_Task brief_. Repeat all of the material exactly as given.

Stored dataset items

►

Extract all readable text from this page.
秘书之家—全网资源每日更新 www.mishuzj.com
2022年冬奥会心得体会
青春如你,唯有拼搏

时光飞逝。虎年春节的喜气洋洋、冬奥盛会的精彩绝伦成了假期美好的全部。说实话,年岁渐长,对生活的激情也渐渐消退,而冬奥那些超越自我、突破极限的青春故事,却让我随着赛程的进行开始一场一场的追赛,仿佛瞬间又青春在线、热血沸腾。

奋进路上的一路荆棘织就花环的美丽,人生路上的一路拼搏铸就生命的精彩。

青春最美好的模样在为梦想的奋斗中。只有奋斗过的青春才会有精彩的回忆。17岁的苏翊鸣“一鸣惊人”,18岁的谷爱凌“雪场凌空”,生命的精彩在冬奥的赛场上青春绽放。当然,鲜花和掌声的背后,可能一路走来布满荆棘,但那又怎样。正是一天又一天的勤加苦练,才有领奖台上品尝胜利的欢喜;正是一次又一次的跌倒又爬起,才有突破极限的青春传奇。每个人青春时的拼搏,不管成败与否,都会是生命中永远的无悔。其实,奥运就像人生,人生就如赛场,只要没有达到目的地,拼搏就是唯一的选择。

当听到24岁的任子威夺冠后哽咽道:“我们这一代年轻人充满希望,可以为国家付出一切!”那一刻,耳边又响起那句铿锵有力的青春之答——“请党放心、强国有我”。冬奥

◄

_Solution to this task_.
Extract all readable text from this page.
秘书之家—全网资源每日更新 www.mishuzj.com
2022年冬奥会心得体会
青春如你,唯有拼搏

时光飞逝。虎年春节的喜气洋洋、冬奥盛会的精彩绝伦成了假期美好的全部。说实话,年岁渐长,对生活的激情也渐渐消退,而冬奥那些超越自我、突破极限的青春故事,却让我随着赛程的进行开始一场一场的追赛,仿佛瞬间又青春在线、热血沸腾。

奋进路上的一路荆棘织就花环的美丽,人生路上的一路拼搏铸就生命的精彩。

青春最美好的模样在为梦想的奋斗中。只有奋斗过的青春才会有精彩的回忆。17岁的苏翊鸣“一鸣惊人”,18岁的谷爱凌“雪场凌空”,生命的精彩在冬奥的赛场上青春绽放。当然,鲜花和掌声的背后,可能一路走来布满荆棘,但那又怎样。正是一天又一天的勤加苦练,才有领奖台上品尝胜利的欢喜;正是一次又一次的跌倒又爬起,才有突破极限的青春传奇。每个人青春时的拼搏,不管成败与否,都会是生命中永远的无悔。其实,奥运就像人生,人生就如赛场,只要没有达到目的地,拼搏就是唯一的选择。

当听到24岁的任子威夺冠后哽咽道:“我们这一代年轻人充满希望,可以为国家付出一切!”那一刻,耳边又响起那句铿锵有力的青春之答——“请党放心、强国有我”。冬奥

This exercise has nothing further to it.